▸ Data for this exercise:
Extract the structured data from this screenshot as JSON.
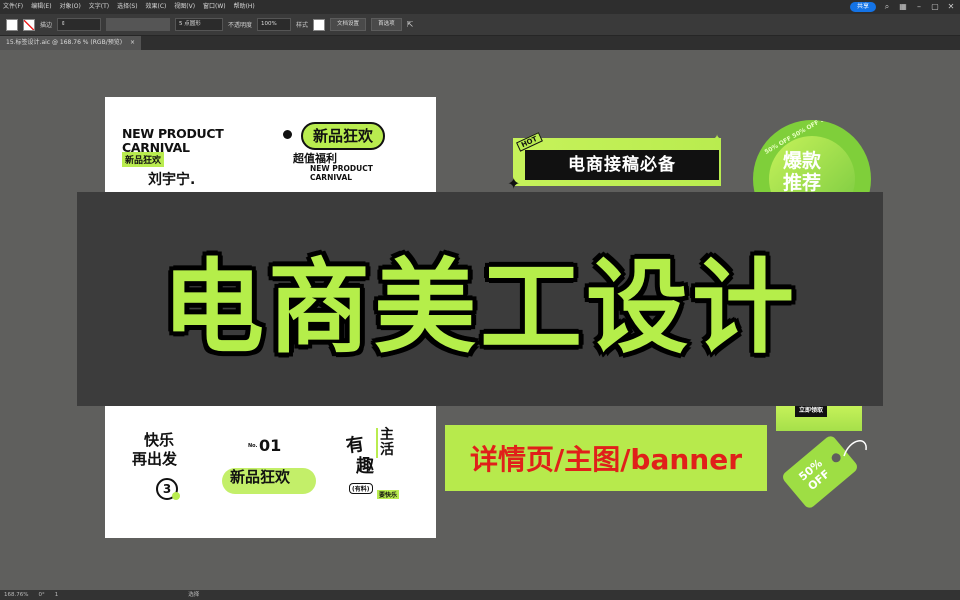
{
  "menu": [
    "文件(F)",
    "编辑(E)",
    "对象(O)",
    "文字(T)",
    "选择(S)",
    "效果(C)",
    "视图(V)",
    "窗口(W)",
    "帮助(H)"
  ],
  "share_label": "共享",
  "control": {
    "stroke_label": "描边",
    "point_label": "5 点圆形",
    "opacity_label": "不透明度",
    "opacity_value": "100%",
    "style_label": "样式",
    "doc_setup": "文档设置",
    "preferences": "首选项"
  },
  "doc_tab": "15.标签设计.aic @ 168.76 % (RGB/预览)",
  "status": {
    "zoom": "168.76%",
    "angle": "0°",
    "page": "1",
    "tool": "选择"
  },
  "art1": {
    "title_line1": "NEW PRODUCT",
    "title_line2": "CARNIVAL",
    "tag": "新品狂欢",
    "name": "刘宇宁.",
    "badge": "新品狂欢",
    "sub": "超值福利",
    "sub_en1": "NEW PRODUCT",
    "sub_en2": "CARNIVAL"
  },
  "art2": {
    "hot": "HOT",
    "text": "电商接稿必备",
    "circle_text": "爆款",
    "circle_text2": "推荐",
    "ring": "50% OFF 50% OFF 50% OFF"
  },
  "art3": {
    "happy1": "快乐",
    "happy2": "再出发",
    "num3": "3",
    "no": "No.",
    "num01": "01",
    "carnival": "新品狂欢",
    "you": "有",
    "qu": "趣",
    "zhu": "主",
    "huo": "活",
    "youliao": "(有料)",
    "yaokuaile": "要快乐"
  },
  "receive": "立即领取",
  "price_tag": "50% OFF",
  "main_title": "电商美工设计",
  "detail_banner": "详情页/主图/banner",
  "colors": {
    "accent_green": "#b5ee4a",
    "text_red": "#e0201a",
    "share_blue": "#1473e6"
  }
}
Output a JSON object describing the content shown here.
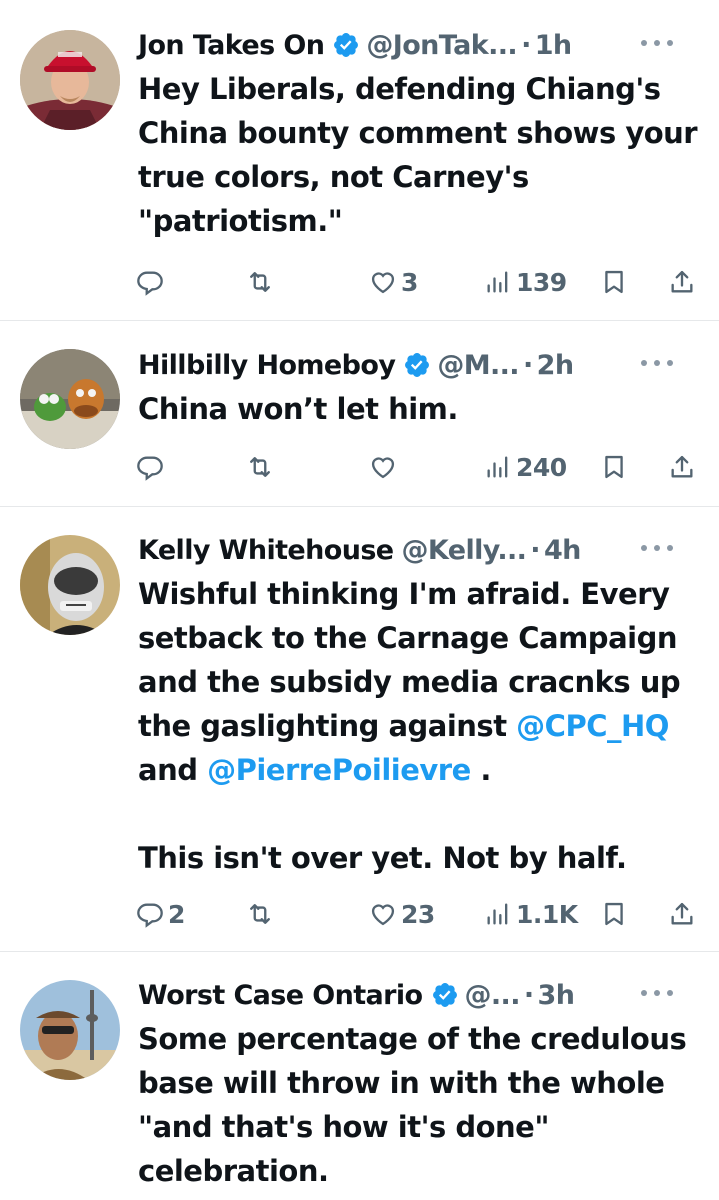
{
  "replies": [
    {
      "name": "Jon Takes On",
      "verified": true,
      "handle": "@JonTak...",
      "time": "1h",
      "text": "Hey Liberals, defending Chiang's China bounty comment shows your true colors, not Carney's \"patriotism.\"",
      "stats": {
        "replies": "",
        "reposts": "",
        "likes": "3",
        "views": "139"
      }
    },
    {
      "name": "Hillbilly Homeboy",
      "verified": true,
      "handle": "@M...",
      "time": "2h",
      "text": "China won’t let him.",
      "stats": {
        "replies": "",
        "reposts": "",
        "likes": "",
        "views": "240"
      }
    },
    {
      "name": "Kelly Whitehouse",
      "verified": false,
      "handle": "@Kelly...",
      "time": "4h",
      "text_parts": {
        "a": "Wishful thinking I'm afraid. Every setback to the Carnage Campaign and the subsidy media cracnks up the gaslighting against ",
        "mention1": "@CPC_HQ",
        "b": " and ",
        "mention2": "@PierrePoilievre",
        "c": " .",
        "d": "This isn't over yet. Not by half."
      },
      "stats": {
        "replies": "2",
        "reposts": "",
        "likes": "23",
        "views": "1.1K"
      }
    },
    {
      "name": "Worst Case Ontario",
      "verified": true,
      "handle": "@...",
      "time": "3h",
      "text": "Some percentage of the credulous base will throw in with the whole \"and that's how it's done\" celebration."
    }
  ],
  "separator": "·",
  "colors": {
    "text": "#0f1419",
    "secondary": "#536471",
    "accent": "#1d9bf0",
    "divider": "#e6e8ea"
  },
  "icons": [
    "reply-icon",
    "repost-icon",
    "like-icon",
    "views-icon",
    "bookmark-icon",
    "share-icon",
    "verified-badge-icon",
    "more-options-icon"
  ]
}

▸ Directions:
Omit every picture, then repeat the remaining data exactly as it appears above.

▸ Expected answer:
Extract the structured data from this screenshot as JSON.
{
  "menu": [
    "文件(F)",
    "编辑(E)",
    "对象(O)",
    "文字(T)",
    "选择(S)",
    "效果(C)",
    "视图(V)",
    "窗口(W)",
    "帮助(H)"
  ],
  "share_label": "共享",
  "control": {
    "stroke_label": "描边",
    "point_label": "5 点圆形",
    "opacity_label": "不透明度",
    "opacity_value": "100%",
    "style_label": "样式",
    "doc_setup": "文档设置",
    "preferences": "首选项"
  },
  "doc_tab": "15.标签设计.aic @ 168.76 % (RGB/预览)",
  "status": {
    "zoom": "168.76%",
    "angle": "0°",
    "page": "1",
    "tool": "选择"
  },
  "art1": {
    "title_line1": "NEW PRODUCT",
    "title_line2": "CARNIVAL",
    "tag": "新品狂欢",
    "name": "刘宇宁.",
    "badge": "新品狂欢",
    "sub": "超值福利",
    "sub_en1": "NEW PRODUCT",
    "sub_en2": "CARNIVAL"
  },
  "art2": {
    "hot": "HOT",
    "text": "电商接稿必备",
    "circle_text": "爆款",
    "circle_text2": "推荐",
    "ring": "50% OFF 50% OFF 50% OFF"
  },
  "art3": {
    "happy1": "快乐",
    "happy2": "再出发",
    "num3": "3",
    "no": "No.",
    "num01": "01",
    "carnival": "新品狂欢",
    "you": "有",
    "qu": "趣",
    "zhu": "主",
    "huo": "活",
    "youliao": "(有料)",
    "yaokuaile": "要快乐"
  },
  "receive": "立即领取",
  "price_tag": "50% OFF",
  "main_title": "电商美工设计",
  "detail_banner": "详情页/主图/banner",
  "colors": {
    "accent_green": "#b5ee4a",
    "text_red": "#e0201a",
    "share_blue": "#1473e6"
  }
}
Output a JSON object describing the content shown here.
{
  "replies": [
    {
      "name": "Jon Takes On",
      "verified": true,
      "handle": "@JonTak...",
      "time": "1h",
      "text": "Hey Liberals, defending Chiang's China bounty comment shows your true colors, not Carney's \"patriotism.\"",
      "stats": {
        "replies": "",
        "reposts": "",
        "likes": "3",
        "views": "139"
      }
    },
    {
      "name": "Hillbilly Homeboy",
      "verified": true,
      "handle": "@M...",
      "time": "2h",
      "text": "China won’t let him.",
      "stats": {
        "replies": "",
        "reposts": "",
        "likes": "",
        "views": "240"
      }
    },
    {
      "name": "Kelly Whitehouse",
      "verified": false,
      "handle": "@Kelly...",
      "time": "4h",
      "text_parts": {
        "a": "Wishful thinking I'm afraid. Every setback to the Carnage Campaign and the subsidy media cracnks up the gaslighting against ",
        "mention1": "@CPC_HQ",
        "b": " and ",
        "mention2": "@PierrePoilievre",
        "c": " .",
        "d": "This isn't over yet. Not by half."
      },
      "stats": {
        "replies": "2",
        "reposts": "",
        "likes": "23",
        "views": "1.1K"
      }
    },
    {
      "name": "Worst Case Ontario",
      "verified": true,
      "handle": "@...",
      "time": "3h",
      "text": "Some percentage of the credulous base will throw in with the whole \"and that's how it's done\" celebration."
    }
  ],
  "separator": "·",
  "colors": {
    "text": "#0f1419",
    "secondary": "#536471",
    "accent": "#1d9bf0",
    "divider": "#e6e8ea"
  },
  "icons": [
    "reply-icon",
    "repost-icon",
    "like-icon",
    "views-icon",
    "bookmark-icon",
    "share-icon",
    "verified-badge-icon",
    "more-options-icon"
  ]
}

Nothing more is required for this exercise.